Each line of the material below that holds the word "ИДЕНТИФИКАТОР" needs to be copied.

** begin **

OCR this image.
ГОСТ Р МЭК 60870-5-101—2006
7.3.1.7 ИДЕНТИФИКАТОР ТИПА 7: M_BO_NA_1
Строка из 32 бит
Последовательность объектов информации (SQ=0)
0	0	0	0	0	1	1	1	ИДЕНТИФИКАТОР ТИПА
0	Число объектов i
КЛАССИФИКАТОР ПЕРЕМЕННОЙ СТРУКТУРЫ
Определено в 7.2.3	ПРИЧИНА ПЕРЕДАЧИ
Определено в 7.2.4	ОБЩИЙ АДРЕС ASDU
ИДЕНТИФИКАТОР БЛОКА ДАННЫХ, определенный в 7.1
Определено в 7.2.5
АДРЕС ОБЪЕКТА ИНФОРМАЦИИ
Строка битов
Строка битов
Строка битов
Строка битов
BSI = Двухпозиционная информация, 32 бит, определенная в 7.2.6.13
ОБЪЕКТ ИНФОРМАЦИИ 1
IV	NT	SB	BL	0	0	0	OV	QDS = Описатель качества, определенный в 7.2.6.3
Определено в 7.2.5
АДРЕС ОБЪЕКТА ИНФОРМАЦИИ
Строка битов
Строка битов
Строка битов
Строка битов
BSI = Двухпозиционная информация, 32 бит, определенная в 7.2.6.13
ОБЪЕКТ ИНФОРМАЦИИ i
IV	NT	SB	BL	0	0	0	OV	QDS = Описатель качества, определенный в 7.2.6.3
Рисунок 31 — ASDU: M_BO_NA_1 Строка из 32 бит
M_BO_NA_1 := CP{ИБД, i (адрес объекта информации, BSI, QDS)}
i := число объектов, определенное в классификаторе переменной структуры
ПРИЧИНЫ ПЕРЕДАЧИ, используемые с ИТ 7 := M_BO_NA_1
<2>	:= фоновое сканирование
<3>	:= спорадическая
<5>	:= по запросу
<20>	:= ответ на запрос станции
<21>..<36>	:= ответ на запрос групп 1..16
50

** end **

Exercise output
7.3.1.7 ИДЕНТИФИКАТОР ТИПА 7: M_BO_NA_1
0	0	0	0	0	1	1	1	ИДЕНТИФИКАТОР ТИПА
ИДЕНТИФИКАТОР БЛОКА ДАННЫХ, определенный в 7.1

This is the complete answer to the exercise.